— start Supplied records —

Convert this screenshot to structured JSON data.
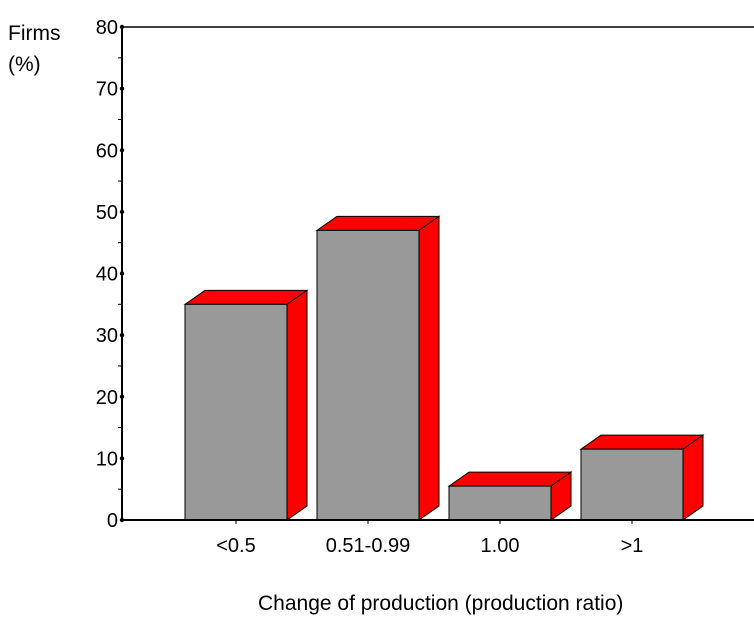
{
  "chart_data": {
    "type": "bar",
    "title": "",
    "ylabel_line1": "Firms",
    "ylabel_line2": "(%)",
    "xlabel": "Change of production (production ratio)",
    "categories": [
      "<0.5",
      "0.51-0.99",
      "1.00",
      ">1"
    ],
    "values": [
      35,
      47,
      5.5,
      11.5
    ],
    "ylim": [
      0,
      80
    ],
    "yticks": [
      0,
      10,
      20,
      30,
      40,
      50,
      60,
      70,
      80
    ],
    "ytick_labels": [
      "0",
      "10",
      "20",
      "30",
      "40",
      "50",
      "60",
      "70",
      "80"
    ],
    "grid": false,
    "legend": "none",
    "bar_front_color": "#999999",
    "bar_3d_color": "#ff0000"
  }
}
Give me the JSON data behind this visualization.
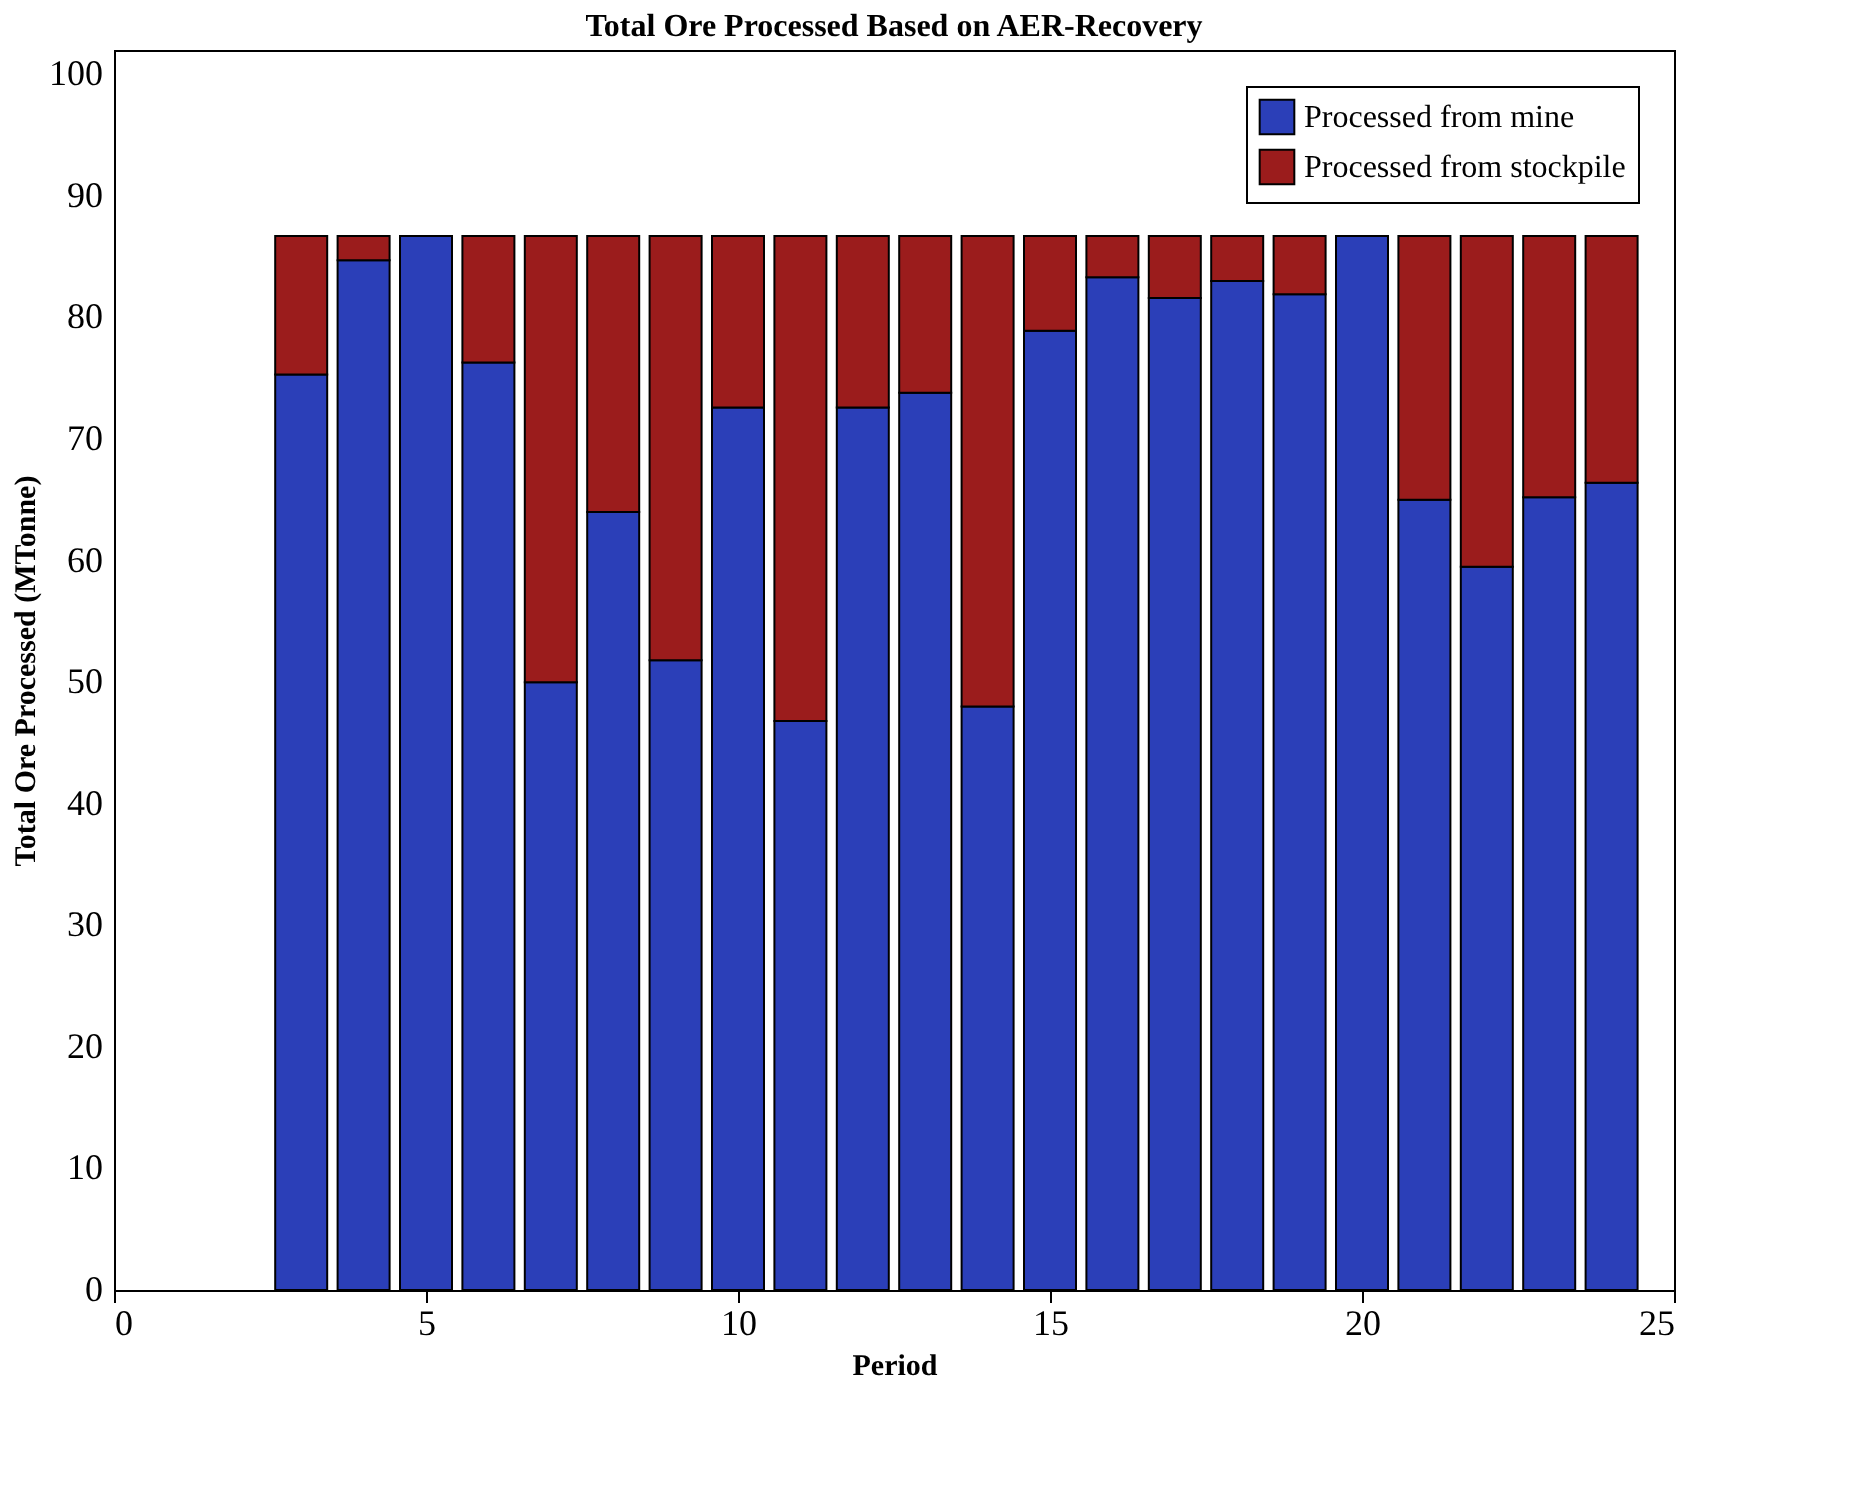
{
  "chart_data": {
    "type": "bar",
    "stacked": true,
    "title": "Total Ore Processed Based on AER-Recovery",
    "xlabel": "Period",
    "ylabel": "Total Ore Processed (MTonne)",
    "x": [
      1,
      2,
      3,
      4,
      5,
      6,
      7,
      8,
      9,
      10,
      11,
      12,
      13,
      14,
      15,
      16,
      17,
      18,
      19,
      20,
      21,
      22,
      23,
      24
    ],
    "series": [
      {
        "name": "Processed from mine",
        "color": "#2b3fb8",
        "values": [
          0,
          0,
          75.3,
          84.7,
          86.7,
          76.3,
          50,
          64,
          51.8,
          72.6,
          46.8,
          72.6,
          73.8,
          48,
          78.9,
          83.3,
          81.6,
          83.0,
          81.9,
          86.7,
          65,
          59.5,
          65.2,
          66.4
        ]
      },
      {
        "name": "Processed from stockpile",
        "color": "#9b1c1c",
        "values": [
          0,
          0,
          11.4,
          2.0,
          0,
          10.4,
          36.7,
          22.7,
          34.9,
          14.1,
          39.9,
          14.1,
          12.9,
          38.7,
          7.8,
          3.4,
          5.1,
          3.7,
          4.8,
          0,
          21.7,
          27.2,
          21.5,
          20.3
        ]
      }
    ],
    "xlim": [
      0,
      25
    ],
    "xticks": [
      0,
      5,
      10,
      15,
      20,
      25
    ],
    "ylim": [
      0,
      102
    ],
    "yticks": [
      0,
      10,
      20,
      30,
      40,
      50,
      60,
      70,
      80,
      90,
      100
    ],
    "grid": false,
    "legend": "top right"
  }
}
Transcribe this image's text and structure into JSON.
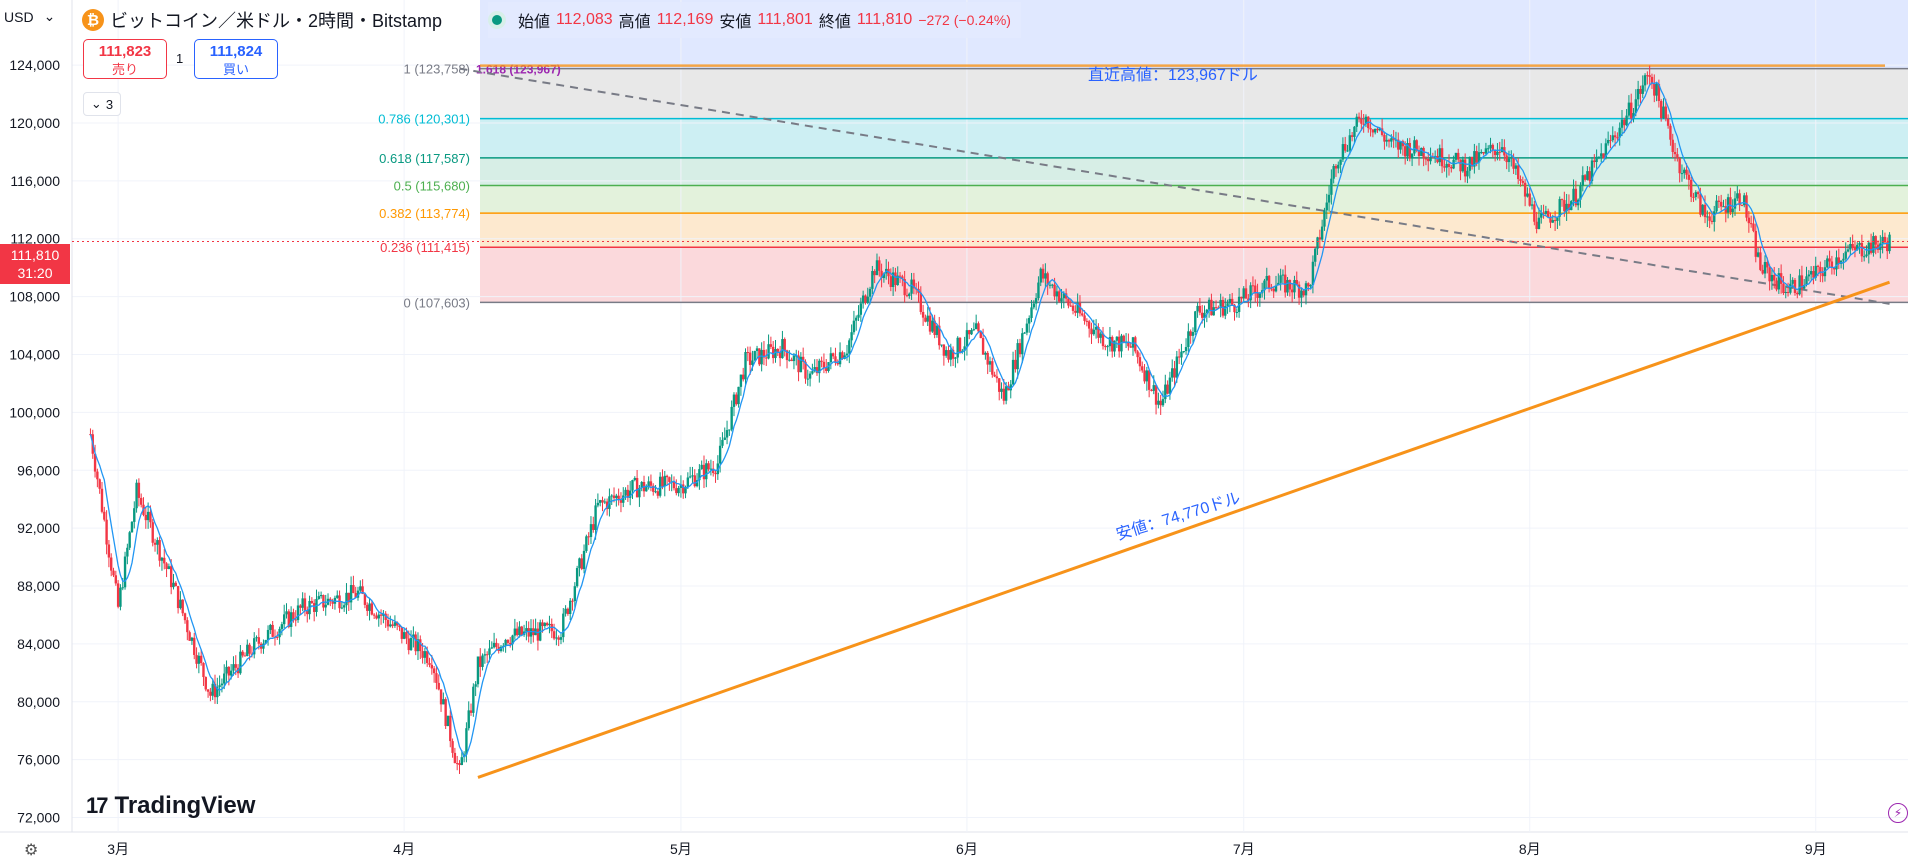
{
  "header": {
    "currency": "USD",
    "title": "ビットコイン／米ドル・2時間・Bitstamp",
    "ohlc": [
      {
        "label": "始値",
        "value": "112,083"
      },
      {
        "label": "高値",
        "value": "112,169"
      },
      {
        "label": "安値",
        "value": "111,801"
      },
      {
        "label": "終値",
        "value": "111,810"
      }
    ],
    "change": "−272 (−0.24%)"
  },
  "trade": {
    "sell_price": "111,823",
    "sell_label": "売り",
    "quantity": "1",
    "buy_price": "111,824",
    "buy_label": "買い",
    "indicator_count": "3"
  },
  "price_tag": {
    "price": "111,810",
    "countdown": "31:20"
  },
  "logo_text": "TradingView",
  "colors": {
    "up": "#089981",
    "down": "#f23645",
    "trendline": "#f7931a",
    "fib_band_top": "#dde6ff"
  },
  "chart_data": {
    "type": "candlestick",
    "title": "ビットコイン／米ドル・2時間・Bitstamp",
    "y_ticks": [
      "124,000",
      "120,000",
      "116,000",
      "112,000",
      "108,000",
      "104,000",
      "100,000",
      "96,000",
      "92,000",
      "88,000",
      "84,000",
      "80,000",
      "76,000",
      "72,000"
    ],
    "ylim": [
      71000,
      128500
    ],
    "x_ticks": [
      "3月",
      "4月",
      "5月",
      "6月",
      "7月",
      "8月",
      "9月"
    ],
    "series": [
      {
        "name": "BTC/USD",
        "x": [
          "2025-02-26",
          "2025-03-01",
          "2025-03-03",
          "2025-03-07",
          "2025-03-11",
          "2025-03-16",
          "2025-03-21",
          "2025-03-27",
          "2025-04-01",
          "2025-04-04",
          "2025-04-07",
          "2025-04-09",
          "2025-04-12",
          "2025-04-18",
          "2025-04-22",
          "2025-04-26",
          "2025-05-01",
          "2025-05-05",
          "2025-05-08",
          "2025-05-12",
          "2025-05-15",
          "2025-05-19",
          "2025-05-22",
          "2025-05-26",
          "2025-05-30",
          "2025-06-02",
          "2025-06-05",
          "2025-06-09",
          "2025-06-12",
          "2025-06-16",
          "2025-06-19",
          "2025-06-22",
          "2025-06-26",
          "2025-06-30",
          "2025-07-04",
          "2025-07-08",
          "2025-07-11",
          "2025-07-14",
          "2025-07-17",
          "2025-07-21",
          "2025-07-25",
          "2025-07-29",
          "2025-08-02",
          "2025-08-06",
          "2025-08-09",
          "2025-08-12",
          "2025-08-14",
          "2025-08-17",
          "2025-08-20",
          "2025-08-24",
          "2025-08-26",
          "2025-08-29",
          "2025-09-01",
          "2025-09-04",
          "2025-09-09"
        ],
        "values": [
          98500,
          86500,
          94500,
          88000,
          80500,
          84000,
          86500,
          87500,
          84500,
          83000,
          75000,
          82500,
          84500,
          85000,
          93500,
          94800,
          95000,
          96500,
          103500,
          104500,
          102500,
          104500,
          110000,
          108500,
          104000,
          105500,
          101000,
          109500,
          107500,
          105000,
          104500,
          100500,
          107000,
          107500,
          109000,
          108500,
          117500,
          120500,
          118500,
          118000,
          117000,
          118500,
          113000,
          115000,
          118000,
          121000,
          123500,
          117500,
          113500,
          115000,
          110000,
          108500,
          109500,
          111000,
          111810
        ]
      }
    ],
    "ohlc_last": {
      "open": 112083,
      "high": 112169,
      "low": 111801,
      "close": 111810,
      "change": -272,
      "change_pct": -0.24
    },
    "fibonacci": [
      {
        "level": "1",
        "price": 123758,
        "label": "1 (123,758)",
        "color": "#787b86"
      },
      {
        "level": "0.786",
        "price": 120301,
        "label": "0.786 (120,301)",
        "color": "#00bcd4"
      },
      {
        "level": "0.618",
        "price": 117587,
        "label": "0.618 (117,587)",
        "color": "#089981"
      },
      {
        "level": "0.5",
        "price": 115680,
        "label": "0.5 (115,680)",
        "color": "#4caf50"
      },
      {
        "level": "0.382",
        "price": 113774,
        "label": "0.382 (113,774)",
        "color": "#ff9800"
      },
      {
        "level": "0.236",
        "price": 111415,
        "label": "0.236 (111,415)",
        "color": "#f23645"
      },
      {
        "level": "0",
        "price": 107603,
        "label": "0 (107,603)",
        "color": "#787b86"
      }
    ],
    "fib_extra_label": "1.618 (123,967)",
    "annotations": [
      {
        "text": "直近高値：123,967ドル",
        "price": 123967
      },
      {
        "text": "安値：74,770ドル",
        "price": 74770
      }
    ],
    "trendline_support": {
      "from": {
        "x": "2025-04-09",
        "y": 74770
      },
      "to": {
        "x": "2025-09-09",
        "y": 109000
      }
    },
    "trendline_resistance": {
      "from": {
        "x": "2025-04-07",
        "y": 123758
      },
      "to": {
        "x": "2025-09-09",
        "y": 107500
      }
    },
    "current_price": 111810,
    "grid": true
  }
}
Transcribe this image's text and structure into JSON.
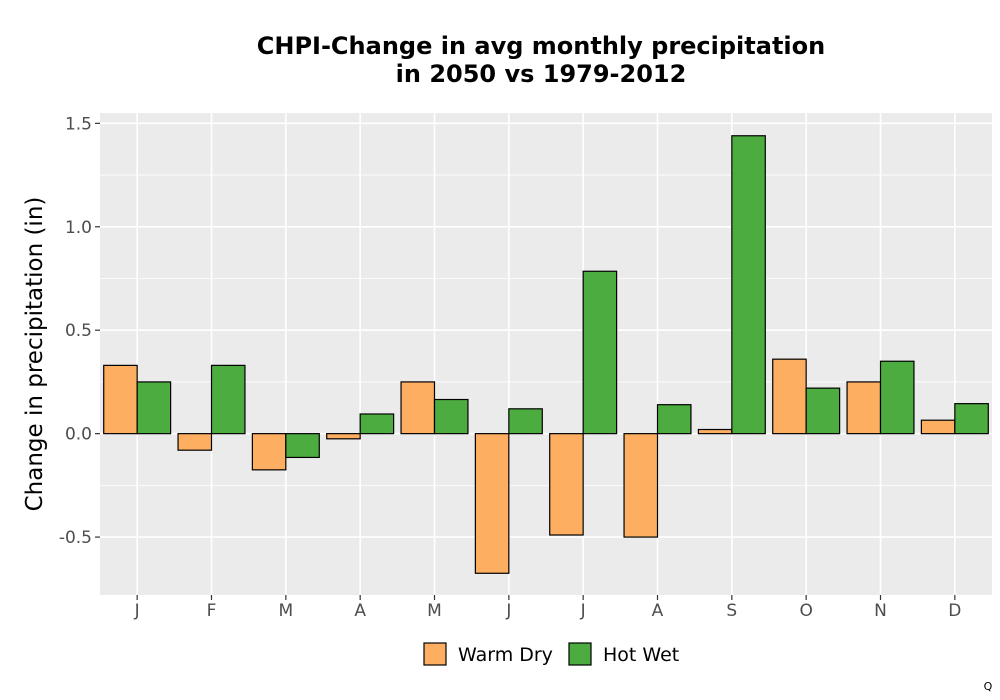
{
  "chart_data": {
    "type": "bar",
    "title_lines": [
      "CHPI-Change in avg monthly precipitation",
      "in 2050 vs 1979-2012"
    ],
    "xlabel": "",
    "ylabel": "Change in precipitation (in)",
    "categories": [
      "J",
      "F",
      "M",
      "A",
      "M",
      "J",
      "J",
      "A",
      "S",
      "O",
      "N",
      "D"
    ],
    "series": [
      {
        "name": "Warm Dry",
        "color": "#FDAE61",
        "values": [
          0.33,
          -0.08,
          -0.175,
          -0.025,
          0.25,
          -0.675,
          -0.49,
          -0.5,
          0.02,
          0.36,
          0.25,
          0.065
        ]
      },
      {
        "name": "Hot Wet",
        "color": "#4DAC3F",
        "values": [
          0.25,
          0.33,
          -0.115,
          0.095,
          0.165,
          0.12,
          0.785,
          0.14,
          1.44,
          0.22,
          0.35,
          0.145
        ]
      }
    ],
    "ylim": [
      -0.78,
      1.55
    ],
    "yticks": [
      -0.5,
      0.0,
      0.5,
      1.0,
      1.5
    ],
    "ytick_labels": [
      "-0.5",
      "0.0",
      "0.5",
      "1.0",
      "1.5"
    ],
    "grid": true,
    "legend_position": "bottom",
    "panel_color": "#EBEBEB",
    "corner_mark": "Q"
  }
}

— end Supplied records —

> _Short task_
Report each line in the preceding entries that holds the string "Processed".

> _Reply to the task_
    "title": "Total Ore Processed Based on AER-Recovery",
    "ylabel": "Total Ore Processed (MTonne)",
        "name": "Processed from mine",
        "name": "Processed from stockpile",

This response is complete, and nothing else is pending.